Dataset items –
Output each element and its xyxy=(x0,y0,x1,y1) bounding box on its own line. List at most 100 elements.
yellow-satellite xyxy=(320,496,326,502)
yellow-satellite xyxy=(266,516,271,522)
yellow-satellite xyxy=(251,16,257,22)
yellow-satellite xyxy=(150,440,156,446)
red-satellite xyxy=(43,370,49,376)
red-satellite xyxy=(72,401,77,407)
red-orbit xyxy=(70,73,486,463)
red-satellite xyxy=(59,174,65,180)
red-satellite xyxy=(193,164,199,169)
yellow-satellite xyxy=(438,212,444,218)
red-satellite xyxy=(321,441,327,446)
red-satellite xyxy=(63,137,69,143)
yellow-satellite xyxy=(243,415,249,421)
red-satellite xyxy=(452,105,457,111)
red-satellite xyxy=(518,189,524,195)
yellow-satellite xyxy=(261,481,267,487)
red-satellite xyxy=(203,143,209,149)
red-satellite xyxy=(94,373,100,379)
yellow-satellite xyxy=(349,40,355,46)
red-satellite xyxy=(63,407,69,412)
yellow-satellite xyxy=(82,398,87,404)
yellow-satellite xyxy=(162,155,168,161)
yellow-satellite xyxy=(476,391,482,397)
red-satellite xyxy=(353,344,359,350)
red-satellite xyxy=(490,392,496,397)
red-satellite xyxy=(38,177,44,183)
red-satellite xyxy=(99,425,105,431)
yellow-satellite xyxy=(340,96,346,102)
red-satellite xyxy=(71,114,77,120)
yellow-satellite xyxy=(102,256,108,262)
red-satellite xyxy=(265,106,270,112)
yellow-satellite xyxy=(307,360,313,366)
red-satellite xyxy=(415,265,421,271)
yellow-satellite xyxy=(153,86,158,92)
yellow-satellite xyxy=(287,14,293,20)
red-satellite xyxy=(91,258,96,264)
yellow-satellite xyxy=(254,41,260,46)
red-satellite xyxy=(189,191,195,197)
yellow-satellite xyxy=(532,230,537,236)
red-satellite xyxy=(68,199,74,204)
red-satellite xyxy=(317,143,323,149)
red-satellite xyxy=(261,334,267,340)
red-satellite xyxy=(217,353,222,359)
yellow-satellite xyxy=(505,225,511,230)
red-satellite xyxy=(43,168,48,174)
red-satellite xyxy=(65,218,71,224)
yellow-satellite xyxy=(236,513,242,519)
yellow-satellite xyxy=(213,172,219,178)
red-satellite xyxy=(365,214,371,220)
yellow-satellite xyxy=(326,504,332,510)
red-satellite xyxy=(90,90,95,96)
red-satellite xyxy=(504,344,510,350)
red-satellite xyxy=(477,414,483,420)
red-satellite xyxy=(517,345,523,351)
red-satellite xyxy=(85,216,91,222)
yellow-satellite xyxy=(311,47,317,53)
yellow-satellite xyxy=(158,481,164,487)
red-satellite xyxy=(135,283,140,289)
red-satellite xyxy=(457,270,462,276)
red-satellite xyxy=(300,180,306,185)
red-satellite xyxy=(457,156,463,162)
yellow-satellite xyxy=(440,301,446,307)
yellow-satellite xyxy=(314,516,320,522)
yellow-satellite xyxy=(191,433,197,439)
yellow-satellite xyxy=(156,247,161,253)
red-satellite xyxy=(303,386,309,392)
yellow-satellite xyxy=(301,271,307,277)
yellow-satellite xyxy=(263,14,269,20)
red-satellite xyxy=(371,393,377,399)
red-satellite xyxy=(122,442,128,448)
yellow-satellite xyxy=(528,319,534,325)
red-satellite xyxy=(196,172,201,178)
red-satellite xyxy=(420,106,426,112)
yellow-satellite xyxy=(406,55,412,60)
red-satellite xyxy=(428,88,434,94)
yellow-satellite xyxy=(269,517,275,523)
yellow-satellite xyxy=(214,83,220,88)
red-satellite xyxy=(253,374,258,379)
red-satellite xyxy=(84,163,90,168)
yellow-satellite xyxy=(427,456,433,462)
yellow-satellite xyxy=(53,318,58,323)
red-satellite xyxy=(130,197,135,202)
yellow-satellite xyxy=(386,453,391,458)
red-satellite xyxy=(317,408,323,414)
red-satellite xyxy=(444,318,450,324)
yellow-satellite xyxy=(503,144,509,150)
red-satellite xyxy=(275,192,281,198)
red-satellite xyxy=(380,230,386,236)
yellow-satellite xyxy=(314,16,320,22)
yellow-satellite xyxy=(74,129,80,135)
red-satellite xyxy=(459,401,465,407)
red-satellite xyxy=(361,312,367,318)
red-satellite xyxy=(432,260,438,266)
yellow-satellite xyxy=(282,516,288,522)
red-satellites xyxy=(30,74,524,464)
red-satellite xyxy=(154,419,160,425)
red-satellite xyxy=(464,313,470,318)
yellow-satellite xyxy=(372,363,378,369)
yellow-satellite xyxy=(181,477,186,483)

The exercise – Please convert the data from its first line through the line containing "red-satellite xyxy=(43,370,49,376)" into a Markdown table with the columns Row and Line, leaving out any blank lines.

Solution for this exercise –
| Row | Line |
|---|---|
| 1 | Output each element and its xyxy=(x0,y0,x1,y1) bounding box on its own line. List at most 100 elements. |
| 2 | yellow-satellite xyxy=(320,496,326,502) |
| 3 | yellow-satellite xyxy=(266,516,271,522) |
| 4 | yellow-satellite xyxy=(251,16,257,22) |
| 5 | yellow-satellite xyxy=(150,440,156,446) |
| 6 | red-satellite xyxy=(43,370,49,376) |